According to the match report, how many points separate Manchester City from Manchester United after Chelsea's victory?

### EXTRACTED TEXT
————————

As Chelsea's players ignored a raging storm to gather in a huddle, the renewed hope that spread around Stamford Bridge was stretching to the rest of the Premier League.

The Blues had finally made league leaders Manchester City blink after 15 games - and every managerial rival hoping to detect vulnerability in Roberto Mancini's team gave thanks to Andre Villas-Boas.

The Portuguese declared Chelsea's pursuit of the title open for business once more following a 2-1 win that grafted his new philosophies on to old values of resilience and sheer bloody-mindedness after City had threatened to overwhelm his side.

And back in Manchester, Sir Alex Ferguson's world suddenly seems a much better place as Chelsea's victory keeps City's advantage over Manchester United at just two points.

Even those on the fringes of the race will have raised a smile.

lampsgetty595.jpgLampard is mobbed by his team-mates after scoring the winner. Photo: Getty

It was hardly a night to detect cracks in City's armour given they were magnificent for 25 minutes, but the arrival of fallibility in their league form presents a new challenge for Mancini's expensive and impressive squad.

City have gone out of the Champions League and suffered their first league loss in the last week. It's not a blip exactly, but a credible test of potential champions is how they respond to the first big disappointments.

Mancini was philosophical but frustrated, not just with officialdom but also the carelessness of City, who, as they did in the recent draw at Liverpool, toyed with their opponents in the early stages before losing control and conceding momentum.

It only cost City two points at Liverpool, but the price was more expensive at Stamford Bridge, although Mancini had a very good case for his post-match complaints about referee Mark Clattenburg.

With City leading 1-0 after Mario Balotelli's goal inside two minutes, David Silva appeared to be clearly upended by Jose Bosingwa. It wasn't a penalty, according to Clattenburg, who then failed to punish the Spaniard's spectacular fall. If not a penalty, then presumably a dive? Neither, apparently.

————————

### RECORD EXTRACTS
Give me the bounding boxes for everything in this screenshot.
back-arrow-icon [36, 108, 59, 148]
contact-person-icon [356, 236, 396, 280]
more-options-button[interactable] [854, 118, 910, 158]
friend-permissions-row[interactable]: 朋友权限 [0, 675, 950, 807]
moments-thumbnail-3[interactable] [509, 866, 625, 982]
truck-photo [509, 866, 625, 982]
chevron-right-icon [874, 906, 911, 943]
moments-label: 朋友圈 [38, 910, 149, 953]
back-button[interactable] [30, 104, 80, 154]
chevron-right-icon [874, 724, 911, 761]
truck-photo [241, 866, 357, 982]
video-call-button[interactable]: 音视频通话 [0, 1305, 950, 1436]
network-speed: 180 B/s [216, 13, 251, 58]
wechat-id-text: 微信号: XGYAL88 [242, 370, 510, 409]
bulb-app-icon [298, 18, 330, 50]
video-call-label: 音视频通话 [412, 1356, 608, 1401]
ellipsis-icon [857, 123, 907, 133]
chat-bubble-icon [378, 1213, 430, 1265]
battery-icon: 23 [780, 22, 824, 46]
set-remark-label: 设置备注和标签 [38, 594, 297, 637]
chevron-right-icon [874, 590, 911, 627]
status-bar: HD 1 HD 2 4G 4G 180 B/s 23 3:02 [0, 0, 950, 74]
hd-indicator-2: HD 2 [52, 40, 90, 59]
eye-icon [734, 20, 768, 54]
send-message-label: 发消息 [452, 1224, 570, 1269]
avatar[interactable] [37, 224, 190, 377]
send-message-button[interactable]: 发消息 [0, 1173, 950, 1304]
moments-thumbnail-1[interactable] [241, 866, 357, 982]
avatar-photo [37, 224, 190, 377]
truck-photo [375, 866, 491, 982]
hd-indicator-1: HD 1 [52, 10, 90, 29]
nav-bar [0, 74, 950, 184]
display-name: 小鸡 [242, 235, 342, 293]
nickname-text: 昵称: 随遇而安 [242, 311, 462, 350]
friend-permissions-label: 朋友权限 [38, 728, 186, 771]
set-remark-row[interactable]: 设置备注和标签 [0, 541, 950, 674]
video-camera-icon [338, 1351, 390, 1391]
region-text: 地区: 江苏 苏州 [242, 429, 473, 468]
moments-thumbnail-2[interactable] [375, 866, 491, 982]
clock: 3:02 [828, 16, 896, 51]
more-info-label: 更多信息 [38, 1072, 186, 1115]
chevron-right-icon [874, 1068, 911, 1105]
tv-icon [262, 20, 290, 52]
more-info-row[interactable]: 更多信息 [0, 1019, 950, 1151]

————————

### OUTPUT FOR THIS EXERCISE
Two points.